Exercise task
Exact reproduction of the data is required, with images excluded.
— begin Records for the exercise —
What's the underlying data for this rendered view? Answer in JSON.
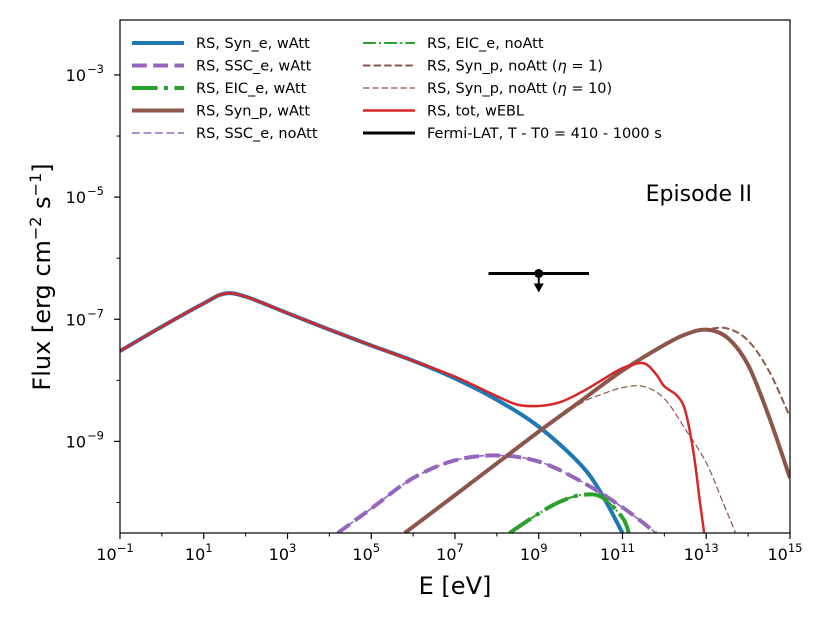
{
  "chart_data": {
    "type": "line",
    "xlabel": "E [eV]",
    "ylabel": "Flux [erg cm^-2 s^-1]",
    "xscale": "log",
    "yscale": "log",
    "xlim_log10": [
      -1,
      15
    ],
    "ylim_log10": [
      -10.5,
      -2.1
    ],
    "annotation": "Episode II",
    "x_ticks": [
      {
        "base": "10",
        "exp": "−1"
      },
      {
        "base": "10",
        "exp": "1"
      },
      {
        "base": "10",
        "exp": "3"
      },
      {
        "base": "10",
        "exp": "5"
      },
      {
        "base": "10",
        "exp": "7"
      },
      {
        "base": "10",
        "exp": "9"
      },
      {
        "base": "10",
        "exp": "11"
      },
      {
        "base": "10",
        "exp": "13"
      },
      {
        "base": "10",
        "exp": "15"
      }
    ],
    "x_tick_values_log10": [
      -1,
      1,
      3,
      5,
      7,
      9,
      11,
      13,
      15
    ],
    "y_ticks": [
      {
        "base": "10",
        "exp": "−9"
      },
      {
        "base": "10",
        "exp": "−7"
      },
      {
        "base": "10",
        "exp": "−5"
      },
      {
        "base": "10",
        "exp": "−3"
      }
    ],
    "y_tick_values_log10": [
      -9,
      -7,
      -5,
      -3
    ],
    "series": [
      {
        "name": "RS, Syn_e, wAtt",
        "color": "#1f77b4",
        "style": "solid",
        "width": 4,
        "points_log10": [
          [
            -1,
            -7.52
          ],
          [
            0,
            -7.12
          ],
          [
            1,
            -6.74
          ],
          [
            1.5,
            -6.58
          ],
          [
            2,
            -6.63
          ],
          [
            3,
            -6.9
          ],
          [
            4,
            -7.17
          ],
          [
            5,
            -7.43
          ],
          [
            6,
            -7.68
          ],
          [
            7,
            -7.97
          ],
          [
            8,
            -8.32
          ],
          [
            9,
            -8.76
          ],
          [
            10,
            -9.38
          ],
          [
            10.5,
            -9.86
          ],
          [
            11,
            -10.5
          ]
        ]
      },
      {
        "name": "RS, SSC_e, wAtt",
        "color": "#9467bd",
        "style": "dashed",
        "width": 4,
        "points_log10": [
          [
            4.2,
            -10.5
          ],
          [
            5,
            -10.1
          ],
          [
            6,
            -9.6
          ],
          [
            7,
            -9.31
          ],
          [
            8,
            -9.23
          ],
          [
            9,
            -9.33
          ],
          [
            10,
            -9.65
          ],
          [
            11,
            -10.08
          ],
          [
            11.8,
            -10.5
          ]
        ]
      },
      {
        "name": "RS, EIC_e, wAtt",
        "color": "#2ca02c",
        "style": "dashdot",
        "width": 4,
        "points_log10": [
          [
            8.3,
            -10.5
          ],
          [
            9,
            -10.18
          ],
          [
            9.5,
            -9.99
          ],
          [
            10,
            -9.88
          ],
          [
            10.5,
            -9.91
          ],
          [
            11,
            -10.25
          ],
          [
            11.15,
            -10.5
          ]
        ]
      },
      {
        "name": "RS, Syn_p, wAtt",
        "color": "#8c564b",
        "style": "solid",
        "width": 4,
        "points_log10": [
          [
            5.8,
            -10.5
          ],
          [
            7,
            -9.88
          ],
          [
            8,
            -9.36
          ],
          [
            9,
            -8.84
          ],
          [
            10,
            -8.34
          ],
          [
            11,
            -7.84
          ],
          [
            12,
            -7.42
          ],
          [
            12.5,
            -7.25
          ],
          [
            13,
            -7.17
          ],
          [
            13.5,
            -7.3
          ],
          [
            14,
            -7.75
          ],
          [
            14.5,
            -8.6
          ],
          [
            15,
            -9.6
          ]
        ]
      },
      {
        "name": "RS, SSC_e, noAtt",
        "color": "#9467bd",
        "style": "dashed-thin",
        "width": 1.6,
        "points_log10": [
          [
            4.2,
            -10.5
          ],
          [
            5,
            -10.1
          ],
          [
            6,
            -9.6
          ],
          [
            7,
            -9.31
          ],
          [
            8,
            -9.23
          ],
          [
            9,
            -9.33
          ],
          [
            10,
            -9.65
          ],
          [
            11,
            -10.08
          ],
          [
            11.8,
            -10.5
          ]
        ]
      },
      {
        "name": "RS, EIC_e, noAtt",
        "color": "#2ca02c",
        "style": "dashdot",
        "width": 2,
        "points_log10": [
          [
            8.3,
            -10.5
          ],
          [
            9,
            -10.18
          ],
          [
            9.5,
            -9.99
          ],
          [
            10,
            -9.88
          ],
          [
            10.5,
            -9.91
          ],
          [
            11,
            -10.25
          ],
          [
            11.15,
            -10.5
          ]
        ]
      },
      {
        "name": "RS, Syn_p, noAtt (η = 1)",
        "name_prefix": "RS, Syn_p, noAtt (",
        "name_suffix": "1)",
        "color": "#8c564b",
        "style": "dashed",
        "width": 2,
        "points_log10": [
          [
            5.8,
            -10.5
          ],
          [
            7,
            -9.88
          ],
          [
            8,
            -9.36
          ],
          [
            9,
            -8.84
          ],
          [
            10,
            -8.34
          ],
          [
            11,
            -7.84
          ],
          [
            12,
            -7.42
          ],
          [
            12.5,
            -7.25
          ],
          [
            13,
            -7.17
          ],
          [
            13.5,
            -7.15
          ],
          [
            14,
            -7.35
          ],
          [
            14.5,
            -7.85
          ],
          [
            15,
            -8.6
          ]
        ]
      },
      {
        "name": "RS, Syn_p, noAtt (η = 10)",
        "name_prefix": "RS, Syn_p, noAtt (",
        "name_suffix": "10)",
        "color": "#8c564b",
        "style": "dashed-thin",
        "width": 1.2,
        "points_log10": [
          [
            5.8,
            -10.5
          ],
          [
            7,
            -9.88
          ],
          [
            8,
            -9.36
          ],
          [
            9,
            -8.86
          ],
          [
            10,
            -8.38
          ],
          [
            10.5,
            -8.23
          ],
          [
            11,
            -8.12
          ],
          [
            11.5,
            -8.1
          ],
          [
            12,
            -8.3
          ],
          [
            12.5,
            -8.8
          ],
          [
            13,
            -9.35
          ],
          [
            13.4,
            -10.0
          ],
          [
            13.7,
            -10.5
          ]
        ]
      },
      {
        "name": "RS, tot, wEBL",
        "color": "#d62728",
        "style": "solid",
        "width": 2.5,
        "points_log10": [
          [
            -1,
            -7.52
          ],
          [
            0,
            -7.12
          ],
          [
            1,
            -6.74
          ],
          [
            1.5,
            -6.58
          ],
          [
            2,
            -6.63
          ],
          [
            3,
            -6.9
          ],
          [
            4,
            -7.17
          ],
          [
            5,
            -7.43
          ],
          [
            6,
            -7.68
          ],
          [
            7,
            -7.94
          ],
          [
            8,
            -8.26
          ],
          [
            8.5,
            -8.4
          ],
          [
            9,
            -8.42
          ],
          [
            9.5,
            -8.36
          ],
          [
            10,
            -8.2
          ],
          [
            10.5,
            -8.0
          ],
          [
            11,
            -7.8
          ],
          [
            11.5,
            -7.72
          ],
          [
            11.8,
            -7.9
          ],
          [
            12,
            -8.1
          ],
          [
            12.3,
            -8.25
          ],
          [
            12.5,
            -8.5
          ],
          [
            12.7,
            -9.2
          ],
          [
            12.85,
            -10.0
          ],
          [
            12.95,
            -10.5
          ]
        ]
      }
    ],
    "fermi_lat": {
      "name": "Fermi-LAT, T - T0 = 410 - 1000 s",
      "color": "#000000",
      "x_range_log10": [
        7.8,
        10.2
      ],
      "y_log10": -6.25,
      "upper_limit": true
    }
  }
}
— end Records for the exercise —
Correct result
What's the underlying data for this rendered view? Answer in JSON.
{
  "chart_data": {
    "type": "line",
    "xlabel": "E [eV]",
    "ylabel": "Flux [erg cm^-2 s^-1]",
    "xscale": "log",
    "yscale": "log",
    "xlim_log10": [
      -1,
      15
    ],
    "ylim_log10": [
      -10.5,
      -2.1
    ],
    "annotation": "Episode II",
    "x_ticks": [
      {
        "base": "10",
        "exp": "−1"
      },
      {
        "base": "10",
        "exp": "1"
      },
      {
        "base": "10",
        "exp": "3"
      },
      {
        "base": "10",
        "exp": "5"
      },
      {
        "base": "10",
        "exp": "7"
      },
      {
        "base": "10",
        "exp": "9"
      },
      {
        "base": "10",
        "exp": "11"
      },
      {
        "base": "10",
        "exp": "13"
      },
      {
        "base": "10",
        "exp": "15"
      }
    ],
    "x_tick_values_log10": [
      -1,
      1,
      3,
      5,
      7,
      9,
      11,
      13,
      15
    ],
    "y_ticks": [
      {
        "base": "10",
        "exp": "−9"
      },
      {
        "base": "10",
        "exp": "−7"
      },
      {
        "base": "10",
        "exp": "−5"
      },
      {
        "base": "10",
        "exp": "−3"
      }
    ],
    "y_tick_values_log10": [
      -9,
      -7,
      -5,
      -3
    ],
    "series": [
      {
        "name": "RS, Syn_e, wAtt",
        "color": "#1f77b4",
        "style": "solid",
        "width": 4,
        "points_log10": [
          [
            -1,
            -7.52
          ],
          [
            0,
            -7.12
          ],
          [
            1,
            -6.74
          ],
          [
            1.5,
            -6.58
          ],
          [
            2,
            -6.63
          ],
          [
            3,
            -6.9
          ],
          [
            4,
            -7.17
          ],
          [
            5,
            -7.43
          ],
          [
            6,
            -7.68
          ],
          [
            7,
            -7.97
          ],
          [
            8,
            -8.32
          ],
          [
            9,
            -8.76
          ],
          [
            10,
            -9.38
          ],
          [
            10.5,
            -9.86
          ],
          [
            11,
            -10.5
          ]
        ]
      },
      {
        "name": "RS, SSC_e, wAtt",
        "color": "#9467bd",
        "style": "dashed",
        "width": 4,
        "points_log10": [
          [
            4.2,
            -10.5
          ],
          [
            5,
            -10.1
          ],
          [
            6,
            -9.6
          ],
          [
            7,
            -9.31
          ],
          [
            8,
            -9.23
          ],
          [
            9,
            -9.33
          ],
          [
            10,
            -9.65
          ],
          [
            11,
            -10.08
          ],
          [
            11.8,
            -10.5
          ]
        ]
      },
      {
        "name": "RS, EIC_e, wAtt",
        "color": "#2ca02c",
        "style": "dashdot",
        "width": 4,
        "points_log10": [
          [
            8.3,
            -10.5
          ],
          [
            9,
            -10.18
          ],
          [
            9.5,
            -9.99
          ],
          [
            10,
            -9.88
          ],
          [
            10.5,
            -9.91
          ],
          [
            11,
            -10.25
          ],
          [
            11.15,
            -10.5
          ]
        ]
      },
      {
        "name": "RS, Syn_p, wAtt",
        "color": "#8c564b",
        "style": "solid",
        "width": 4,
        "points_log10": [
          [
            5.8,
            -10.5
          ],
          [
            7,
            -9.88
          ],
          [
            8,
            -9.36
          ],
          [
            9,
            -8.84
          ],
          [
            10,
            -8.34
          ],
          [
            11,
            -7.84
          ],
          [
            12,
            -7.42
          ],
          [
            12.5,
            -7.25
          ],
          [
            13,
            -7.17
          ],
          [
            13.5,
            -7.3
          ],
          [
            14,
            -7.75
          ],
          [
            14.5,
            -8.6
          ],
          [
            15,
            -9.6
          ]
        ]
      },
      {
        "name": "RS, SSC_e, noAtt",
        "color": "#9467bd",
        "style": "dashed-thin",
        "width": 1.6,
        "points_log10": [
          [
            4.2,
            -10.5
          ],
          [
            5,
            -10.1
          ],
          [
            6,
            -9.6
          ],
          [
            7,
            -9.31
          ],
          [
            8,
            -9.23
          ],
          [
            9,
            -9.33
          ],
          [
            10,
            -9.65
          ],
          [
            11,
            -10.08
          ],
          [
            11.8,
            -10.5
          ]
        ]
      },
      {
        "name": "RS, EIC_e, noAtt",
        "color": "#2ca02c",
        "style": "dashdot",
        "width": 2,
        "points_log10": [
          [
            8.3,
            -10.5
          ],
          [
            9,
            -10.18
          ],
          [
            9.5,
            -9.99
          ],
          [
            10,
            -9.88
          ],
          [
            10.5,
            -9.91
          ],
          [
            11,
            -10.25
          ],
          [
            11.15,
            -10.5
          ]
        ]
      },
      {
        "name": "RS, Syn_p, noAtt (η = 1)",
        "name_prefix": "RS, Syn_p, noAtt (",
        "name_suffix": "1)",
        "color": "#8c564b",
        "style": "dashed",
        "width": 2,
        "points_log10": [
          [
            5.8,
            -10.5
          ],
          [
            7,
            -9.88
          ],
          [
            8,
            -9.36
          ],
          [
            9,
            -8.84
          ],
          [
            10,
            -8.34
          ],
          [
            11,
            -7.84
          ],
          [
            12,
            -7.42
          ],
          [
            12.5,
            -7.25
          ],
          [
            13,
            -7.17
          ],
          [
            13.5,
            -7.15
          ],
          [
            14,
            -7.35
          ],
          [
            14.5,
            -7.85
          ],
          [
            15,
            -8.6
          ]
        ]
      },
      {
        "name": "RS, Syn_p, noAtt (η = 10)",
        "name_prefix": "RS, Syn_p, noAtt (",
        "name_suffix": "10)",
        "color": "#8c564b",
        "style": "dashed-thin",
        "width": 1.2,
        "points_log10": [
          [
            5.8,
            -10.5
          ],
          [
            7,
            -9.88
          ],
          [
            8,
            -9.36
          ],
          [
            9,
            -8.86
          ],
          [
            10,
            -8.38
          ],
          [
            10.5,
            -8.23
          ],
          [
            11,
            -8.12
          ],
          [
            11.5,
            -8.1
          ],
          [
            12,
            -8.3
          ],
          [
            12.5,
            -8.8
          ],
          [
            13,
            -9.35
          ],
          [
            13.4,
            -10.0
          ],
          [
            13.7,
            -10.5
          ]
        ]
      },
      {
        "name": "RS, tot, wEBL",
        "color": "#d62728",
        "style": "solid",
        "width": 2.5,
        "points_log10": [
          [
            -1,
            -7.52
          ],
          [
            0,
            -7.12
          ],
          [
            1,
            -6.74
          ],
          [
            1.5,
            -6.58
          ],
          [
            2,
            -6.63
          ],
          [
            3,
            -6.9
          ],
          [
            4,
            -7.17
          ],
          [
            5,
            -7.43
          ],
          [
            6,
            -7.68
          ],
          [
            7,
            -7.94
          ],
          [
            8,
            -8.26
          ],
          [
            8.5,
            -8.4
          ],
          [
            9,
            -8.42
          ],
          [
            9.5,
            -8.36
          ],
          [
            10,
            -8.2
          ],
          [
            10.5,
            -8.0
          ],
          [
            11,
            -7.8
          ],
          [
            11.5,
            -7.72
          ],
          [
            11.8,
            -7.9
          ],
          [
            12,
            -8.1
          ],
          [
            12.3,
            -8.25
          ],
          [
            12.5,
            -8.5
          ],
          [
            12.7,
            -9.2
          ],
          [
            12.85,
            -10.0
          ],
          [
            12.95,
            -10.5
          ]
        ]
      }
    ],
    "fermi_lat": {
      "name": "Fermi-LAT, T - T0 = 410 - 1000 s",
      "color": "#000000",
      "x_range_log10": [
        7.8,
        10.2
      ],
      "y_log10": -6.25,
      "upper_limit": true
    }
  }
}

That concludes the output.